Items:
+ + + + +

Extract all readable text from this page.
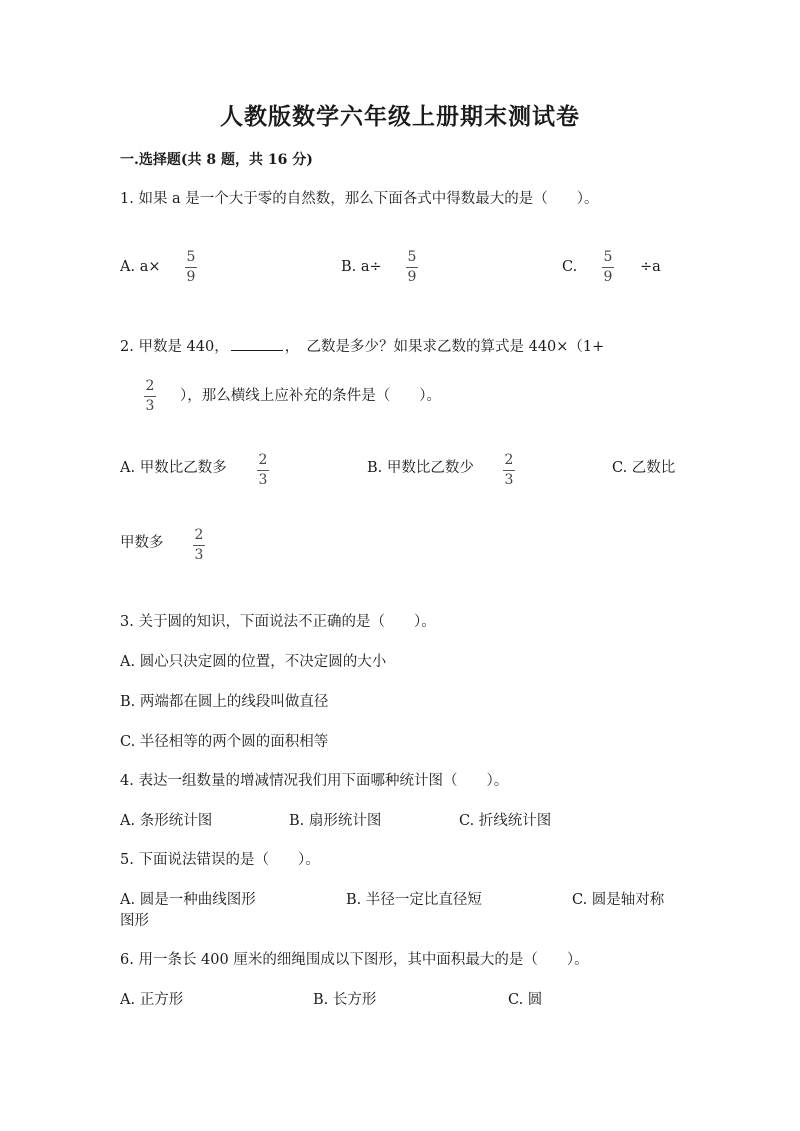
人教版数学六年级上册期末测试卷
一.选择题(共 8 题，共 16 分)
1. 如果 a 是一个大于零的自然数，那么下面各式中得数最大的是（　　）。
A. a×
5
9
B. a÷
5
9
C.
5
9
÷a
2. 甲数是 440，	，　乙数是多少？如果求乙数的算式是 440×（1+
2
3
），那么横线上应补充的条件是（　　）。
A. 甲数比乙数多 2
3
B. 甲数比乙数少 2
3
C. 乙数比
甲数多 2
3
3. 关于圆的知识，下面说法不正确的是（　　）。
A. 圆心只决定圆的位置，不决定圆的大小
B. 两端都在圆上的线段叫做直径
C. 半径相等的两个圆的面积相等
4. 表达一组数量的增减情况我们用下面哪种统计图（　　）。
A. 条形统计图	B. 扇形统计图	C. 折线统计图
5. 下面说法错误的是（　　）。
A. 圆是一种曲线图形	B. 半径一定比直径短	C. 圆是轴对称
图形
6. 用一条长 400 厘米的细绳围成以下图形，其中面积最大的是（　　）。
A. 正方形	B. 长方形	C. 圆
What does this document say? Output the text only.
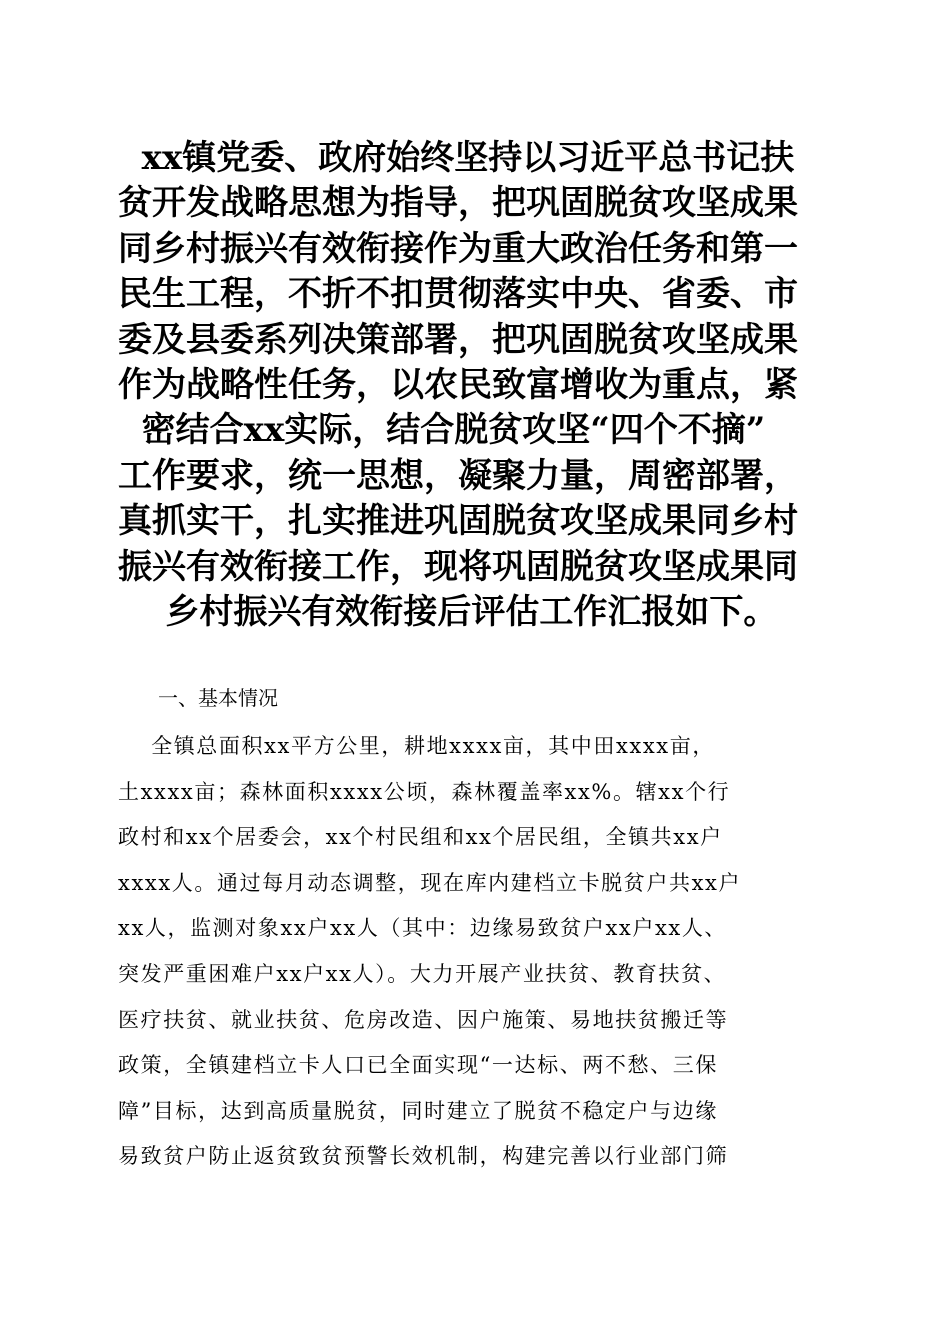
xx镇党委、政府始终坚持以习近平总书记扶
贫开发战略思想为指导，把巩固脱贫攻坚成果
同乡村振兴有效衔接作为重大政治任务和第一
民生工程，不折不扣贯彻落实中央、省委、市
委及县委系列决策部署，把巩固脱贫攻坚成果
作为战略性任务，以农民致富增收为重点，紧
密结合xx实际，结合脱贫攻坚“四个不摘”
工作要求，统一思想，凝聚力量，周密部署，
真抓实干，扎实推进巩固脱贫攻坚成果同乡村
振兴有效衔接工作，现将巩固脱贫攻坚成果同
乡村振兴有效衔接后评估工作汇报如下。
一、基本情况
全镇总面积xx平方公里，耕地xxxx亩，其中田xxxx亩，
土xxxx亩；森林面积xxxx公顷，森林覆盖率xx%。辖xx个行
政村和xx个居委会，xx个村民组和xx个居民组，全镇共xx户
xxxx人。通过每月动态调整，现在库内建档立卡脱贫户共xx户
xx人，监测对象xx户xx人（其中：边缘易致贫户xx户xx人、
突发严重困难户xx户xx人）。大力开展产业扶贫、教育扶贫、
医疗扶贫、就业扶贫、危房改造、因户施策、易地扶贫搬迁等
政策，全镇建档立卡人口已全面实现“一达标、两不愁、三保
障”目标，达到高质量脱贫，同时建立了脱贫不稳定户与边缘
易致贫户防止返贫致贫预警长效机制，构建完善以行业部门筛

+ + + + +

Exercise brief: Quote the preceding records in their entirety, excluding every picture.

Completed task:
Extract all readable text from this page.
人教版数学六年级上册期末测试卷
一.选择题(共 8 题，共 16 分)
1. 如果 a 是一个大于零的自然数，那么下面各式中得数最大的是（　　）。
A. a×
5
9
B. a÷
5
9
C.
5
9
÷a
2. 甲数是 440，	，　乙数是多少？如果求乙数的算式是 440×（1+
2
3
），那么横线上应补充的条件是（　　）。
A. 甲数比乙数多 2
3
B. 甲数比乙数少 2
3
C. 乙数比
甲数多 2
3
3. 关于圆的知识，下面说法不正确的是（　　）。
A. 圆心只决定圆的位置，不决定圆的大小
B. 两端都在圆上的线段叫做直径
C. 半径相等的两个圆的面积相等
4. 表达一组数量的增减情况我们用下面哪种统计图（　　）。
A. 条形统计图	B. 扇形统计图	C. 折线统计图
5. 下面说法错误的是（　　）。
A. 圆是一种曲线图形	B. 半径一定比直径短	C. 圆是轴对称
图形
6. 用一条长 400 厘米的细绳围成以下图形，其中面积最大的是（　　）。
A. 正方形	B. 长方形	C. 圆
What does this document say? Output the text only.
xx镇党委、政府始终坚持以习近平总书记扶
贫开发战略思想为指导，把巩固脱贫攻坚成果
同乡村振兴有效衔接作为重大政治任务和第一
民生工程，不折不扣贯彻落实中央、省委、市
委及县委系列决策部署，把巩固脱贫攻坚成果
作为战略性任务，以农民致富增收为重点，紧
密结合xx实际，结合脱贫攻坚“四个不摘”
工作要求，统一思想，凝聚力量，周密部署，
真抓实干，扎实推进巩固脱贫攻坚成果同乡村
振兴有效衔接工作，现将巩固脱贫攻坚成果同
乡村振兴有效衔接后评估工作汇报如下。
一、基本情况
全镇总面积xx平方公里，耕地xxxx亩，其中田xxxx亩，
土xxxx亩；森林面积xxxx公顷，森林覆盖率xx%。辖xx个行
政村和xx个居委会，xx个村民组和xx个居民组，全镇共xx户
xxxx人。通过每月动态调整，现在库内建档立卡脱贫户共xx户
xx人，监测对象xx户xx人（其中：边缘易致贫户xx户xx人、
突发严重困难户xx户xx人）。大力开展产业扶贫、教育扶贫、
医疗扶贫、就业扶贫、危房改造、因户施策、易地扶贫搬迁等
政策，全镇建档立卡人口已全面实现“一达标、两不愁、三保
障”目标，达到高质量脱贫，同时建立了脱贫不稳定户与边缘
易致贫户防止返贫致贫预警长效机制，构建完善以行业部门筛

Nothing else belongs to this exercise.